§ **Work to do**:
Output every line below without omitting or altering anything.
-------- Stored data --------
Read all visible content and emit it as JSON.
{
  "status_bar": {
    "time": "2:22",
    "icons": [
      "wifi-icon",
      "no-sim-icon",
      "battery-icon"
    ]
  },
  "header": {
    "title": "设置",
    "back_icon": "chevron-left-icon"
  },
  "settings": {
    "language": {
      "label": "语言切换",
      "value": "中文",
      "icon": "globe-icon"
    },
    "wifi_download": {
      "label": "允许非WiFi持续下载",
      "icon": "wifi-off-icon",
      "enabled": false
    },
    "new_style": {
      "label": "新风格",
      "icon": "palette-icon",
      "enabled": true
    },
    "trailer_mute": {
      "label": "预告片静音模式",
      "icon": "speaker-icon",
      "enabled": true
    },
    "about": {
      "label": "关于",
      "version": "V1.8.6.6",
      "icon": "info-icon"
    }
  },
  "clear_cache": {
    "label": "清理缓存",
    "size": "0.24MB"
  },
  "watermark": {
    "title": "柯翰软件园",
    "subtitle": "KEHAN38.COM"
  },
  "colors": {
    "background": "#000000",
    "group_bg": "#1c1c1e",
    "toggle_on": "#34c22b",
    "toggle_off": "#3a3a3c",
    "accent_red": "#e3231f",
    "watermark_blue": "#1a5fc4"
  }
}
--------
§ **Final answer**:
Read all visible content and emit it as JSON.
{
  "status_bar": {
    "time": "2:22",
    "icons": [
      "wifi-icon",
      "no-sim-icon",
      "battery-icon"
    ]
  },
  "header": {
    "title": "设置",
    "back_icon": "chevron-left-icon"
  },
  "settings": {
    "language": {
      "label": "语言切换",
      "value": "中文",
      "icon": "globe-icon"
    },
    "wifi_download": {
      "label": "允许非WiFi持续下载",
      "icon": "wifi-off-icon",
      "enabled": false
    },
    "new_style": {
      "label": "新风格",
      "icon": "palette-icon",
      "enabled": true
    },
    "trailer_mute": {
      "label": "预告片静音模式",
      "icon": "speaker-icon",
      "enabled": true
    },
    "about": {
      "label": "关于",
      "version": "V1.8.6.6",
      "icon": "info-icon"
    }
  },
  "clear_cache": {
    "label": "清理缓存",
    "size": "0.24MB"
  },
  "watermark": {
    "title": "柯翰软件园",
    "subtitle": "KEHAN38.COM"
  },
  "colors": {
    "background": "#000000",
    "group_bg": "#1c1c1e",
    "toggle_on": "#34c22b",
    "toggle_off": "#3a3a3c",
    "accent_red": "#e3231f",
    "watermark_blue": "#1a5fc4"
  }
}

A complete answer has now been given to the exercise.